----- PROVIDED TEXT -----

Table Of Contents

Previous topic

HTTP(XrdHttp) and XRootD TPC with delegated credentials

Next topic

Kinetic

This Page

File Inspector

The File Inspector is a slow agent scanning all files in a namespace and collects statistics per layout type. Additionally it adds statistic about replication inconsistencies per layout. The target interval to scan all files is user defined. The default cycle is 4 hours, which can create a too high load in large namespaces and should be adjusted accordingly.

Configuration

File Inspector

The File Inspector has to be enabled/disabled in the default space only:

# enable
eos space config default space.inspector=on
# disable
eos space config default space.inspector=off

By default Replication Tracking is disabled.

The current status of the Tracker can be seen via:

eos space status default
# ------------------------------------------------------------------------------------
# Space Variables
# ....................................................................................
...
inspector                        := off
...

----- DATASET EXTRACT -----

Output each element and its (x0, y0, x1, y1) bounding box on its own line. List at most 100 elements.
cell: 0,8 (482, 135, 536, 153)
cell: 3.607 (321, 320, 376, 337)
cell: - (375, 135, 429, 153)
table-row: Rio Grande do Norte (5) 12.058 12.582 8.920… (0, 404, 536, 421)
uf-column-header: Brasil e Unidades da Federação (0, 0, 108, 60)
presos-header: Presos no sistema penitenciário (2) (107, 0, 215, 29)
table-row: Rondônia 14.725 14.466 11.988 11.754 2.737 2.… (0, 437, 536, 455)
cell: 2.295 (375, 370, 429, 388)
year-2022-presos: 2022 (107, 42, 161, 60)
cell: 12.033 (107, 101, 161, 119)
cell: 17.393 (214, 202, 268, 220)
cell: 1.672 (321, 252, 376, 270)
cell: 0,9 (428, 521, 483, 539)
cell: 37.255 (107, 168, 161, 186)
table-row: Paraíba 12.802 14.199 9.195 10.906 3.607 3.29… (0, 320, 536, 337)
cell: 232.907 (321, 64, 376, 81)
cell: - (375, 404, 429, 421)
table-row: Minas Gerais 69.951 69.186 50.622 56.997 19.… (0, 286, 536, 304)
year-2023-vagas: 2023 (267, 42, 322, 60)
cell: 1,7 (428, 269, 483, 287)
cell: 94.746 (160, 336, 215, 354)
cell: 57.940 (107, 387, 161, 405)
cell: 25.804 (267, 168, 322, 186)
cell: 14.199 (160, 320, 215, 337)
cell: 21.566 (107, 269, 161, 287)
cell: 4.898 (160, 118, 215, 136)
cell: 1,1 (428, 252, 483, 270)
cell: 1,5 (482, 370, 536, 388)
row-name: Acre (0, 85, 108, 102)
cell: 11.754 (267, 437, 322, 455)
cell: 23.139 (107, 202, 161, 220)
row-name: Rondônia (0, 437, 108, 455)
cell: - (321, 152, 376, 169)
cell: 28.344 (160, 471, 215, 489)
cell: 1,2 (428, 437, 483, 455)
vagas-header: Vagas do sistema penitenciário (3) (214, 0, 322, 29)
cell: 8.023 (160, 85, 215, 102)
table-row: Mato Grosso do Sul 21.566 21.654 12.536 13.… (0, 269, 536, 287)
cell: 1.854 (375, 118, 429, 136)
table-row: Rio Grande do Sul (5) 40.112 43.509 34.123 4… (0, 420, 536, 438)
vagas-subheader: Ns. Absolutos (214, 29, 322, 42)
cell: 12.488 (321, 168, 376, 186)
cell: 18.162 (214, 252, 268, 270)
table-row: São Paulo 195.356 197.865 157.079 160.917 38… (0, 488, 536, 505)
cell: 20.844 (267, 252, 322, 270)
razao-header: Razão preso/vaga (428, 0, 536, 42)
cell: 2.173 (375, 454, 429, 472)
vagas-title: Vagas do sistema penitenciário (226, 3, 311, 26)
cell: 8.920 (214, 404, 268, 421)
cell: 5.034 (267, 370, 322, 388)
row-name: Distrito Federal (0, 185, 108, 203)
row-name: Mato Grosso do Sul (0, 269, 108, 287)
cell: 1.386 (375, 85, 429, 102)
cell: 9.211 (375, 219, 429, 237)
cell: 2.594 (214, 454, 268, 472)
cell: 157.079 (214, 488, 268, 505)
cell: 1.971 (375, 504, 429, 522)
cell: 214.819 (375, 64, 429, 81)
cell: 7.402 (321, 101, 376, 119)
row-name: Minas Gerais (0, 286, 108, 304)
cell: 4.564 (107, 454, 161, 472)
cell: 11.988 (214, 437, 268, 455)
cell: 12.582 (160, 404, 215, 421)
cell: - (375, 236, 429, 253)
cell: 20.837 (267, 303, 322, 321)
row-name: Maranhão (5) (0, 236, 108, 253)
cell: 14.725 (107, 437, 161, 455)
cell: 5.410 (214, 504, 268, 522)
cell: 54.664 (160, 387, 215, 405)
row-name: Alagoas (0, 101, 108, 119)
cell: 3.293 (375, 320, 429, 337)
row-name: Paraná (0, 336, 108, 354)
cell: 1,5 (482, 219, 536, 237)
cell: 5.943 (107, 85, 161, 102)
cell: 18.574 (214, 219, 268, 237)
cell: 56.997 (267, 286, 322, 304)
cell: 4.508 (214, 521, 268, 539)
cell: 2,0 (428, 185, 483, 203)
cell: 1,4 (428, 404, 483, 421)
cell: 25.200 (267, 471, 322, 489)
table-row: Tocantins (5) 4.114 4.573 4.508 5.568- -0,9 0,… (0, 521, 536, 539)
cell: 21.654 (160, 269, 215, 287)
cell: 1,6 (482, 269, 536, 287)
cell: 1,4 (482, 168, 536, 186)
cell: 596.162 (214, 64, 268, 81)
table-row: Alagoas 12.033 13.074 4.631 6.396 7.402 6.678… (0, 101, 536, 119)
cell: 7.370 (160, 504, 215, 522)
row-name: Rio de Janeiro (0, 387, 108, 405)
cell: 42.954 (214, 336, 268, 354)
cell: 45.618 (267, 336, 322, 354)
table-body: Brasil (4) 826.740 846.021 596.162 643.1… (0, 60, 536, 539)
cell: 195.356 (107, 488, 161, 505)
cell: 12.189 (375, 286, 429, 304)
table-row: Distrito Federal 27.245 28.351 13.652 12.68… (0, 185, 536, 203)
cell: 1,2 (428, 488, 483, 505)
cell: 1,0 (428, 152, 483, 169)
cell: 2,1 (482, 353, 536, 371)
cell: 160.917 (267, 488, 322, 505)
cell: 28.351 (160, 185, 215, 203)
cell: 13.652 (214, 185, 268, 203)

-----

■ TASK REQUIREMENTS:
a. Answer these questions from the File Inspector documentation:
(i) What is the default cycle for scanning all files?
(ii) In which space must the File Inspector be enabled or disabled?
(iii) Which command disables it?
b. Continue the File Inspector documentation after its last line.

■ RESULTS FOR THE EXERCISE:
a.
(i) 4 hours.
(ii) The default space.
(iii) eos space config default space.inspector=off

b.
Inspector Interval

The default inspector interval to scan all files is 4 hours. The interval can be set using:

# set interval to 1d
eos space config default space.inspector.interval=86400

Inspector Status

You can get the inspector status and an estimate for the run time using

eos space inspector

# or

eos inspector

# ------------------------------------------------------------------------------------
# 2019-07-12T08:38:24Z
# 28 % done - estimate to finish: 2575 seconds
# ------------------------------------------------------------------------------------

Inspector Output

You can see the current statistics of the inspector run using

eos inspector -c
eos inspector --current

# ------------------------------------------------------------------------------------
# 2019-07-12T08:39:55Z
# 28 % done - estimate to finish: 2574 seconds
# current scan: 2019-07-12T08:25:42Z
 not-found-during-scan            : 0
======================================================================================
layout=00000000 type=plain         checksum=none     blockchecksum=none     blocksize=4k

locations                        : 0
nolocation                       : 223004
repdelta:-1                      : 223004
unlinkedlocations                : 0
zerosize                         : 223004

======================================================================================
layout=00100001 type=plain         checksum=none     blockchecksum=none     blocksize=4k

locations                        : 2
repdelta:0                       : 2
unlinkedlocations                : 0
volume                           : 3484

...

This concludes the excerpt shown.